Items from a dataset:

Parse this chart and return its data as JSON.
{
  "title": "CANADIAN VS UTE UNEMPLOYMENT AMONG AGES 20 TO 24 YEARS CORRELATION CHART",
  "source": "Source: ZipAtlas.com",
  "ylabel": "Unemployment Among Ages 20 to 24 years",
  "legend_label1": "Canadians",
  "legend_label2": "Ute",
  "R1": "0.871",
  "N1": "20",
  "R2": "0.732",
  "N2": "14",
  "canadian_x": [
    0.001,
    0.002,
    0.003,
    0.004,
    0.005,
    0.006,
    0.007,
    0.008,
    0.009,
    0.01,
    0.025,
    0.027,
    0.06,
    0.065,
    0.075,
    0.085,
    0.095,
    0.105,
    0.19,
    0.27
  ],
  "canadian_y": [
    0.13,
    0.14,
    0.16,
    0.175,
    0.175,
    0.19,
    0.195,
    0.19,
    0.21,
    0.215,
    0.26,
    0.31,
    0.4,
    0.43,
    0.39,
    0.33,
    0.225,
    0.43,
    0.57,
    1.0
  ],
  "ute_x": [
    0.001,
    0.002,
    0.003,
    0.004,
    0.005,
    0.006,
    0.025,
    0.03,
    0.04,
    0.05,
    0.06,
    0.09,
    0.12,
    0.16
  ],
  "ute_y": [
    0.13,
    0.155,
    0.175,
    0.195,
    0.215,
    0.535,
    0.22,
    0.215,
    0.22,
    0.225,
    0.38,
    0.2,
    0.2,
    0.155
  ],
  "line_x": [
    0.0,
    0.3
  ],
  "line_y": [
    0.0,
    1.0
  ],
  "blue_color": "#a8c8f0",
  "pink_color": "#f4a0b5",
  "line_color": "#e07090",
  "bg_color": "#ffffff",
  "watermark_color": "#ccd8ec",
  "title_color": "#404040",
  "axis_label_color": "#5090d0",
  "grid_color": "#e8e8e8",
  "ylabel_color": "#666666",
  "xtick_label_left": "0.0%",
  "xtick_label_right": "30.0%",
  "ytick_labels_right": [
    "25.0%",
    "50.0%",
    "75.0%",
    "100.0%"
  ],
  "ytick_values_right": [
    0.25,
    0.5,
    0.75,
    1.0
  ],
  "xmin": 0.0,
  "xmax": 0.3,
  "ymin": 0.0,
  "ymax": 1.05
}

• _GOAL OF THE EXERCISE_: Set down the material above again, word for word.

• _REPLY_:
Parse this chart and return its data as JSON.
{
  "title": "CANADIAN VS UTE UNEMPLOYMENT AMONG AGES 20 TO 24 YEARS CORRELATION CHART",
  "source": "Source: ZipAtlas.com",
  "ylabel": "Unemployment Among Ages 20 to 24 years",
  "legend_label1": "Canadians",
  "legend_label2": "Ute",
  "R1": "0.871",
  "N1": "20",
  "R2": "0.732",
  "N2": "14",
  "canadian_x": [
    0.001,
    0.002,
    0.003,
    0.004,
    0.005,
    0.006,
    0.007,
    0.008,
    0.009,
    0.01,
    0.025,
    0.027,
    0.06,
    0.065,
    0.075,
    0.085,
    0.095,
    0.105,
    0.19,
    0.27
  ],
  "canadian_y": [
    0.13,
    0.14,
    0.16,
    0.175,
    0.175,
    0.19,
    0.195,
    0.19,
    0.21,
    0.215,
    0.26,
    0.31,
    0.4,
    0.43,
    0.39,
    0.33,
    0.225,
    0.43,
    0.57,
    1.0
  ],
  "ute_x": [
    0.001,
    0.002,
    0.003,
    0.004,
    0.005,
    0.006,
    0.025,
    0.03,
    0.04,
    0.05,
    0.06,
    0.09,
    0.12,
    0.16
  ],
  "ute_y": [
    0.13,
    0.155,
    0.175,
    0.195,
    0.215,
    0.535,
    0.22,
    0.215,
    0.22,
    0.225,
    0.38,
    0.2,
    0.2,
    0.155
  ],
  "line_x": [
    0.0,
    0.3
  ],
  "line_y": [
    0.0,
    1.0
  ],
  "blue_color": "#a8c8f0",
  "pink_color": "#f4a0b5",
  "line_color": "#e07090",
  "bg_color": "#ffffff",
  "watermark_color": "#ccd8ec",
  "title_color": "#404040",
  "axis_label_color": "#5090d0",
  "grid_color": "#e8e8e8",
  "ylabel_color": "#666666",
  "xtick_label_left": "0.0%",
  "xtick_label_right": "30.0%",
  "ytick_labels_right": [
    "25.0%",
    "50.0%",
    "75.0%",
    "100.0%"
  ],
  "ytick_values_right": [
    0.25,
    0.5,
    0.75,
    1.0
  ],
  "xmin": 0.0,
  "xmax": 0.3,
  "ymin": 0.0,
  "ymax": 1.05
}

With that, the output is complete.